TASK TO CARRY OUT:
Collect all the lines that mention the word "výživné".
━━━━━ INPUT DATA ━━━━━
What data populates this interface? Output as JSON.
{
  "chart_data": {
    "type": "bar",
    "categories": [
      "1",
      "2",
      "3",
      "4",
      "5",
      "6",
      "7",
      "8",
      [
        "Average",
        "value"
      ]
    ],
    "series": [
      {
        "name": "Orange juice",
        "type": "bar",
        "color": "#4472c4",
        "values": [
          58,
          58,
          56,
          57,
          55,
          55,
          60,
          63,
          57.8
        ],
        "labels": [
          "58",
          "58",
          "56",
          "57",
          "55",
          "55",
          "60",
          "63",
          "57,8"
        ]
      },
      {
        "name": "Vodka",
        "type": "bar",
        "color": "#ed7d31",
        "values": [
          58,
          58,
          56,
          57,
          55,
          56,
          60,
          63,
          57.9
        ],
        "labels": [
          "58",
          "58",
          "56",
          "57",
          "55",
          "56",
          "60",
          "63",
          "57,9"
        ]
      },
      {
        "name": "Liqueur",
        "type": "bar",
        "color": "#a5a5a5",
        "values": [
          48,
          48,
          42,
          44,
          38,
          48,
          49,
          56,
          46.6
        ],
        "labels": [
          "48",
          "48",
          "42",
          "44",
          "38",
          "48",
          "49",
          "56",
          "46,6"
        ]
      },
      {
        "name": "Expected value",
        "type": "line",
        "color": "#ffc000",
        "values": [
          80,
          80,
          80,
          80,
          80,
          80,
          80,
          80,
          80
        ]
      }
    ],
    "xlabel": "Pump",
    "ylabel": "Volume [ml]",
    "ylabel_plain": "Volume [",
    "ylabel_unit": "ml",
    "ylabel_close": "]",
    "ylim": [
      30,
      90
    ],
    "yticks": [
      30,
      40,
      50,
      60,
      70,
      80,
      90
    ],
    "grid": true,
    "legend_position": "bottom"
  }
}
━━━━━
━━━━━ INPUT DATA ━━━━━
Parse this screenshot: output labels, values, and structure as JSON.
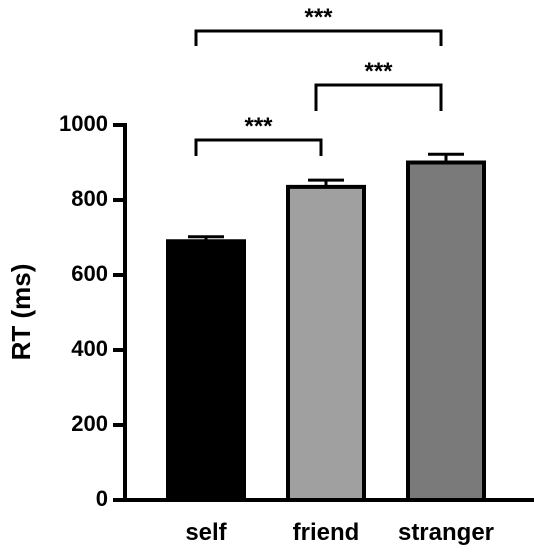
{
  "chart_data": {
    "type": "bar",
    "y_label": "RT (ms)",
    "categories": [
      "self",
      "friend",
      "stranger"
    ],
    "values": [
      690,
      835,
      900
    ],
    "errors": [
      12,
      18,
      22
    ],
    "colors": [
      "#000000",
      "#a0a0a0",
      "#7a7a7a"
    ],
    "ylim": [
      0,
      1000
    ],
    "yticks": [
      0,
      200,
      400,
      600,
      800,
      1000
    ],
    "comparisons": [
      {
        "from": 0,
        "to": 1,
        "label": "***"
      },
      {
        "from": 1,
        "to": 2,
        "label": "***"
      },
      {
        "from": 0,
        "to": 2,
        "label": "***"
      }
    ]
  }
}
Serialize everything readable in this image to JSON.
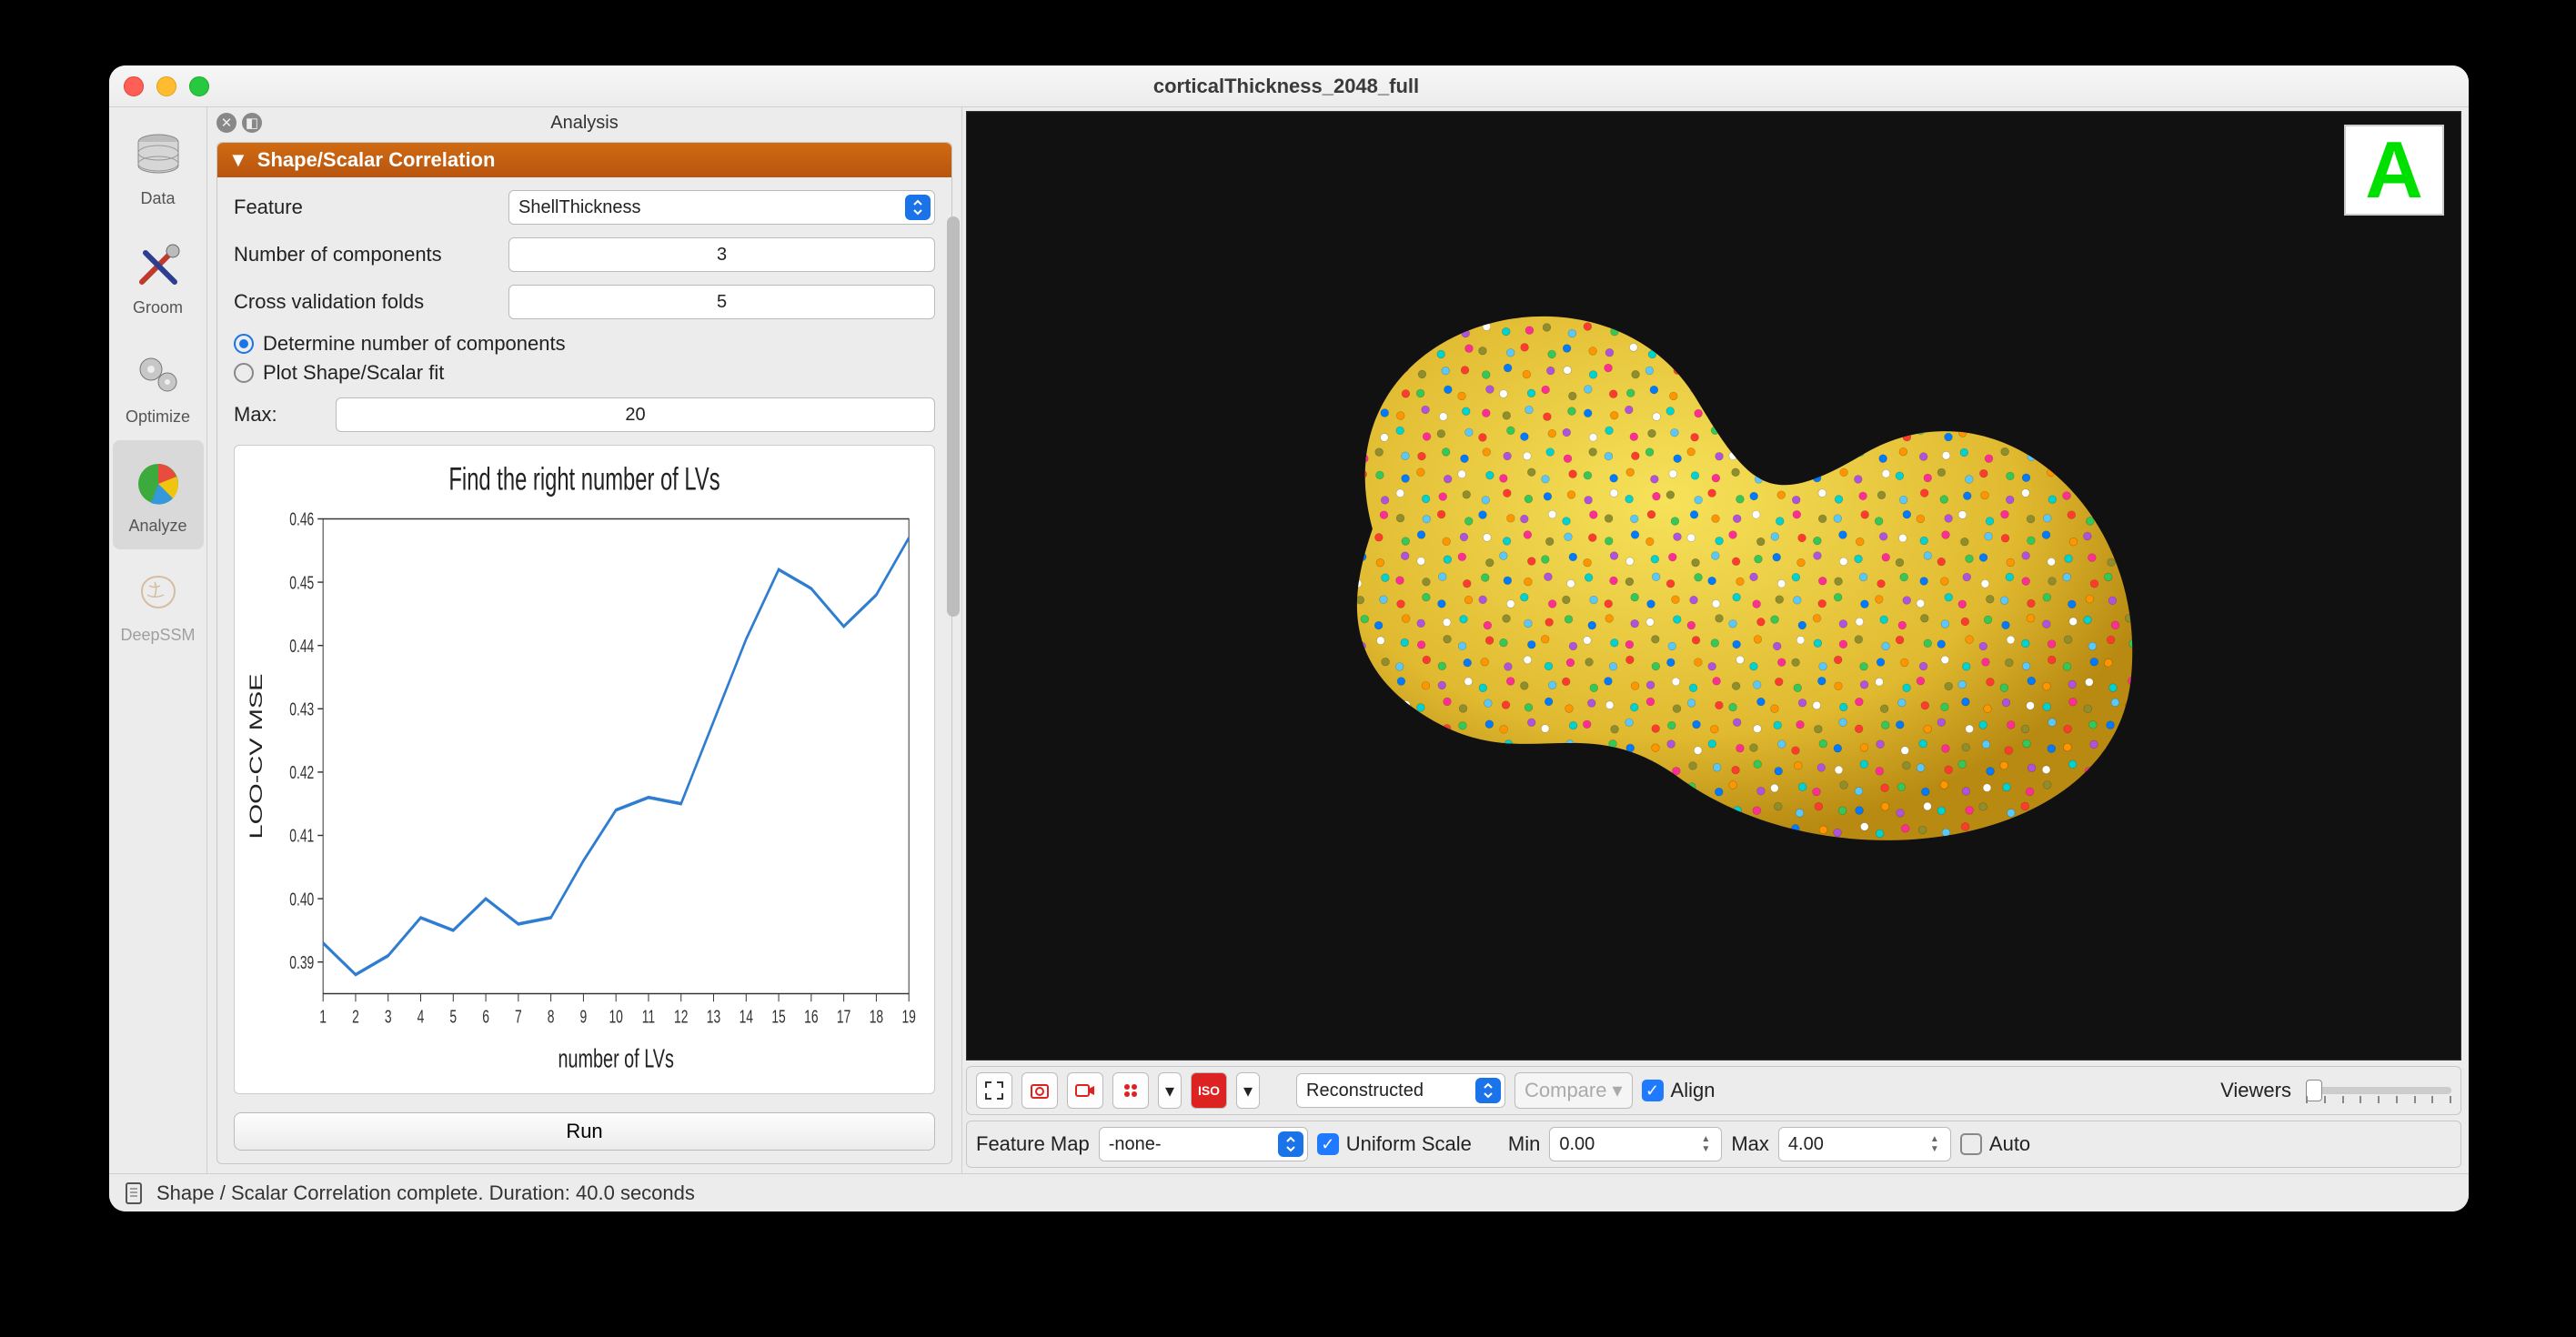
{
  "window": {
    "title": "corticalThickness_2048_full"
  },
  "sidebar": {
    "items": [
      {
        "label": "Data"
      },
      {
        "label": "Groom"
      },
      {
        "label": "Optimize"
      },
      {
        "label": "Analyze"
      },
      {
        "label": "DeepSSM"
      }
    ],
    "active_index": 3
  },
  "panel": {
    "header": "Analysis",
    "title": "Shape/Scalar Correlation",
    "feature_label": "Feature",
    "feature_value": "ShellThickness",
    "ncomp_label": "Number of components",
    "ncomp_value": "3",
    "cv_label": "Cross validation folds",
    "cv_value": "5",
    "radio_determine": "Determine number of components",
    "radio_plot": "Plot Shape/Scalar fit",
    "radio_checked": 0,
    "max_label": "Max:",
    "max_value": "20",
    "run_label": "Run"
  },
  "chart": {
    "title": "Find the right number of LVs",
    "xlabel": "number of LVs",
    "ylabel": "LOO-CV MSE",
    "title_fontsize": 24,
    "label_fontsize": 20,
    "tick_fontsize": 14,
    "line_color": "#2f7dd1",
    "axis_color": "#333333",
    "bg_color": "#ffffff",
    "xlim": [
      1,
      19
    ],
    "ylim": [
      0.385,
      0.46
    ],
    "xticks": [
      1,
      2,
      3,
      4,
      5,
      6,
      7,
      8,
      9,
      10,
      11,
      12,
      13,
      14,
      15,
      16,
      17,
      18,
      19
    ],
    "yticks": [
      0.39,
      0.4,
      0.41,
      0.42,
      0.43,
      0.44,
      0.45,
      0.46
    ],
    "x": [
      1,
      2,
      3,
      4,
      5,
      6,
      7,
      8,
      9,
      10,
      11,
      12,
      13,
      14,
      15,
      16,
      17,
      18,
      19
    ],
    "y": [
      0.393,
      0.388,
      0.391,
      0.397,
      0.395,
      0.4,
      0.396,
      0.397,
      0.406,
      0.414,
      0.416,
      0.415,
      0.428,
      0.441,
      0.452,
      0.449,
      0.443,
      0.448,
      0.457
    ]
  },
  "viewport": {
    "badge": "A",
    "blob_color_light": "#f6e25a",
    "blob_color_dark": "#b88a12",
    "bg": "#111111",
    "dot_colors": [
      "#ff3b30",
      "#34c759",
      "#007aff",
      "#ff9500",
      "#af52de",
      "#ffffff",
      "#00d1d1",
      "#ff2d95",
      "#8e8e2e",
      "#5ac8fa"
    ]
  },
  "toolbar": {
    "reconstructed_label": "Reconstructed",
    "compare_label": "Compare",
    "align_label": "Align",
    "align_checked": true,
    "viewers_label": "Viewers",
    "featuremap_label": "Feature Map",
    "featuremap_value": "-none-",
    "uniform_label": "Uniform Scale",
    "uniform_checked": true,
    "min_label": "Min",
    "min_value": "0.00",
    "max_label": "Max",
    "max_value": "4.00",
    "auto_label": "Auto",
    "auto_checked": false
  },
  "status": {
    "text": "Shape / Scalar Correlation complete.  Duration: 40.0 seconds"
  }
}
━━━━━
━━━━━ INPUT DATA ━━━━━
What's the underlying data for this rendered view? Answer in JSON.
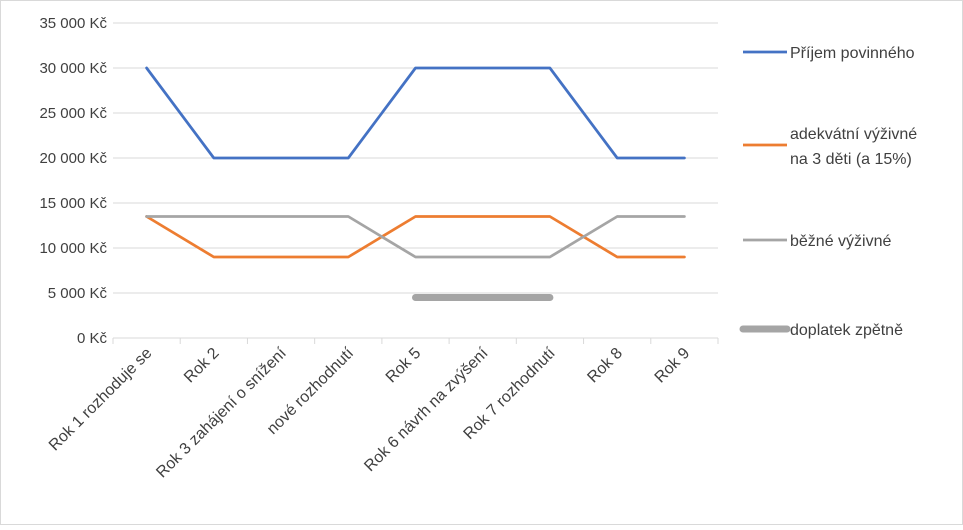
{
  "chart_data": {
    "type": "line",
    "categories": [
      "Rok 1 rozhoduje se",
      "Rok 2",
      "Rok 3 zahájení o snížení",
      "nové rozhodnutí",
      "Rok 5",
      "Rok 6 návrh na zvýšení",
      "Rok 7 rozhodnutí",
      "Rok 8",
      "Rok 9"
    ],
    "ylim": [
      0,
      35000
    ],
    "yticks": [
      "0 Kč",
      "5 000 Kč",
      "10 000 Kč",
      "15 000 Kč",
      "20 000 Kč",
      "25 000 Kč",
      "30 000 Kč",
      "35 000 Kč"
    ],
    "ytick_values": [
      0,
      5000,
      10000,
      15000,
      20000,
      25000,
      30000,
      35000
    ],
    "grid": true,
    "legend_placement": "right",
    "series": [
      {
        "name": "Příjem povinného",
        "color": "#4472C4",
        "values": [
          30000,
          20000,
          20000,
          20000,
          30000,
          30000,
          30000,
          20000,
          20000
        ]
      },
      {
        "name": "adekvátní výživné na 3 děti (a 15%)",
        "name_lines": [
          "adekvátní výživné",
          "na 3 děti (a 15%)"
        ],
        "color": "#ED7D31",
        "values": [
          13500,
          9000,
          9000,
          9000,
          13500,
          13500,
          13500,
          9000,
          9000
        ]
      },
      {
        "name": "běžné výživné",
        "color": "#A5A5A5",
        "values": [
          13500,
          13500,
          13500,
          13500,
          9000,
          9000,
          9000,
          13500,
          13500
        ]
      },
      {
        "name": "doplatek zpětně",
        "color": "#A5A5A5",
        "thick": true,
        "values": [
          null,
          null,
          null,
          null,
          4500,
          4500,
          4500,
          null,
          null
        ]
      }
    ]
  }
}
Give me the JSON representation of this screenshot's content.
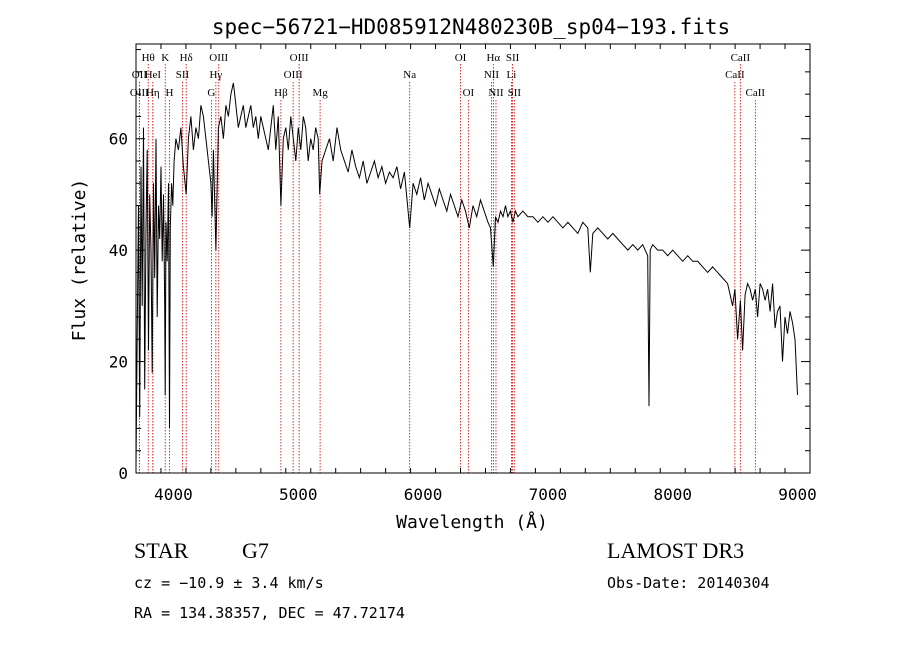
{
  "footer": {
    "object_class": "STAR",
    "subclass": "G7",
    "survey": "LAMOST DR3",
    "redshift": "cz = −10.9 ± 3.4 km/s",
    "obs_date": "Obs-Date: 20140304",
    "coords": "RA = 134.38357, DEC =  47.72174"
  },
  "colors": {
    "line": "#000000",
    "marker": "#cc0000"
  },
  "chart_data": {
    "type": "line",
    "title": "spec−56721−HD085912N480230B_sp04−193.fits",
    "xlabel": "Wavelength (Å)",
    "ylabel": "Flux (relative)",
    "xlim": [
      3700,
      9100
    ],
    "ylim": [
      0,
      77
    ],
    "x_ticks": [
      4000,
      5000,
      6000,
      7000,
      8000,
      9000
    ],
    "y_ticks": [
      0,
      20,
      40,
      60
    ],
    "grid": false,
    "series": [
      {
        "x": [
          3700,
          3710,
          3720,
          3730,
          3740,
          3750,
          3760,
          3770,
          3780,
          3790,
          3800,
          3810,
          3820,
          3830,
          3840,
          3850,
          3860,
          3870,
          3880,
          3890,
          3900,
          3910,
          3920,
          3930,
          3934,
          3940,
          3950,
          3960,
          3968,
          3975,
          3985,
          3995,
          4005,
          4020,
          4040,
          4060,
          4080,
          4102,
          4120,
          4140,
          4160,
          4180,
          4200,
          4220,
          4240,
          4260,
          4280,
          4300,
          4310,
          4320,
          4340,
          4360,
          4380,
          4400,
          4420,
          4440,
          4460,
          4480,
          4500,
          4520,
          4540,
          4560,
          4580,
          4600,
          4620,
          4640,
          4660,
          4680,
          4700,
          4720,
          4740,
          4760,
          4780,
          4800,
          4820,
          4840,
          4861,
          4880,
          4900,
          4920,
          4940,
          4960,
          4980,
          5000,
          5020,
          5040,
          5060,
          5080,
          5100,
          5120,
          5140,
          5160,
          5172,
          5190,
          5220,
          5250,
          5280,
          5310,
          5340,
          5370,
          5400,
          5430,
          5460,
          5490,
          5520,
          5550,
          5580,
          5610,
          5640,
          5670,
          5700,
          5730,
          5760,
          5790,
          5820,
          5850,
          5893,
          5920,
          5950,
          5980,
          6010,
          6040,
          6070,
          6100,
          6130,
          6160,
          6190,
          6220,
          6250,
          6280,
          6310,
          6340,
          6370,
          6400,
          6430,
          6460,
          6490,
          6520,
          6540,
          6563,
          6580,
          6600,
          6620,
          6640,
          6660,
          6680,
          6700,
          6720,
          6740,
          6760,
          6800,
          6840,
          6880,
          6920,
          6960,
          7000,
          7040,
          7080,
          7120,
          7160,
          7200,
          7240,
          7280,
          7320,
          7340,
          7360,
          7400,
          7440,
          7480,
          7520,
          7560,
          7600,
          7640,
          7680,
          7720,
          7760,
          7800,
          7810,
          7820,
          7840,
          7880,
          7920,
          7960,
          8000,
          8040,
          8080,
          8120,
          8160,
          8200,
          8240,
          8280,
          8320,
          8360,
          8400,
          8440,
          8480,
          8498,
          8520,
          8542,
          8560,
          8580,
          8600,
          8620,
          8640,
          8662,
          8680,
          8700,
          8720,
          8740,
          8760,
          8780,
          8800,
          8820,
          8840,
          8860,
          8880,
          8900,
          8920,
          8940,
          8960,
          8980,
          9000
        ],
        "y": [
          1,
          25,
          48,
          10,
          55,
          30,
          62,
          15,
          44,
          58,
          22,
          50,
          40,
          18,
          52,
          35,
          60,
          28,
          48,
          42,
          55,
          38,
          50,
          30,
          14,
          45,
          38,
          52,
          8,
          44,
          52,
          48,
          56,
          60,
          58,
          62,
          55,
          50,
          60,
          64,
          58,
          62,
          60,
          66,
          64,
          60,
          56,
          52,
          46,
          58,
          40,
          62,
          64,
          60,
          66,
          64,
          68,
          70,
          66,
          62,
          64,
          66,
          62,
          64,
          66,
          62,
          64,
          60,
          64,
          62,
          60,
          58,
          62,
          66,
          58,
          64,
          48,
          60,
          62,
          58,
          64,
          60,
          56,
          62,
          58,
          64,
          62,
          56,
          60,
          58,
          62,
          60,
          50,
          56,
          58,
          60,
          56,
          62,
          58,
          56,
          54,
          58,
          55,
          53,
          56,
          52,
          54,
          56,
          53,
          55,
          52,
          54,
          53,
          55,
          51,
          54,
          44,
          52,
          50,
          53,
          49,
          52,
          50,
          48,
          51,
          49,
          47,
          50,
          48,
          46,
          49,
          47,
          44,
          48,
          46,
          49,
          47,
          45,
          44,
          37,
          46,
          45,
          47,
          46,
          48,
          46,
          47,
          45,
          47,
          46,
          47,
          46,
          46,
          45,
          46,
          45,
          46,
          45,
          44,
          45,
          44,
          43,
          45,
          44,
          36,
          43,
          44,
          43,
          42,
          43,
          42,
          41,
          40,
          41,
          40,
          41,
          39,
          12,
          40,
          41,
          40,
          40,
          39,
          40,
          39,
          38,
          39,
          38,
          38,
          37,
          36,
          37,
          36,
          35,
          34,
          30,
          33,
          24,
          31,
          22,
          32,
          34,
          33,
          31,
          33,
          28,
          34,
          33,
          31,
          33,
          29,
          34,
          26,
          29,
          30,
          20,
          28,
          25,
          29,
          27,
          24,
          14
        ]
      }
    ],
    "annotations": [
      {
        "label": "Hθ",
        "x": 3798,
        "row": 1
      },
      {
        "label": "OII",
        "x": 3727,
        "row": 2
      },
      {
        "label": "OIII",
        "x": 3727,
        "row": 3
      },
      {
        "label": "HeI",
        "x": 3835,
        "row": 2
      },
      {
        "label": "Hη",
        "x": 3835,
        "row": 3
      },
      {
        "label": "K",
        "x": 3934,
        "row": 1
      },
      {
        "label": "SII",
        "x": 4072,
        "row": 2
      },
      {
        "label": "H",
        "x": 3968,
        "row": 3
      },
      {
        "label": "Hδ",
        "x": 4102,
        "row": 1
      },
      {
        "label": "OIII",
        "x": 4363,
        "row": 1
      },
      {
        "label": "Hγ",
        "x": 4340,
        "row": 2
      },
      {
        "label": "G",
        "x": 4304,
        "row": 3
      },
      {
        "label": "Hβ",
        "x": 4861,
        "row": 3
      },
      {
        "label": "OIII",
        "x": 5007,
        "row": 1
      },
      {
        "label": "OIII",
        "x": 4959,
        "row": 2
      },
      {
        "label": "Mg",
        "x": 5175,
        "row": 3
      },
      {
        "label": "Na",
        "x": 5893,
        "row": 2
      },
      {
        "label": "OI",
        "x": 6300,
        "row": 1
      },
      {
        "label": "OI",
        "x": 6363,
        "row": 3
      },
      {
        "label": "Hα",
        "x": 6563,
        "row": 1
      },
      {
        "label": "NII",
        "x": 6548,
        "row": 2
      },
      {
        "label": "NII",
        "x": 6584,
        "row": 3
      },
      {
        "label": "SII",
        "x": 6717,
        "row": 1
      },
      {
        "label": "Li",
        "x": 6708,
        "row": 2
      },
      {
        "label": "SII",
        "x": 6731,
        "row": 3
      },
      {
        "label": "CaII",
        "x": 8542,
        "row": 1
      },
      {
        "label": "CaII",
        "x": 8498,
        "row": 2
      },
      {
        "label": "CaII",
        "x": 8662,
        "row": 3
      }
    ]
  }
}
━━━━━
ANSWER TO THIS EXERCISE:
        "name": "adekvátní výživné na 3 děti (a 15%)",
          "adekvátní výživné",
        "name": "běžné výživné",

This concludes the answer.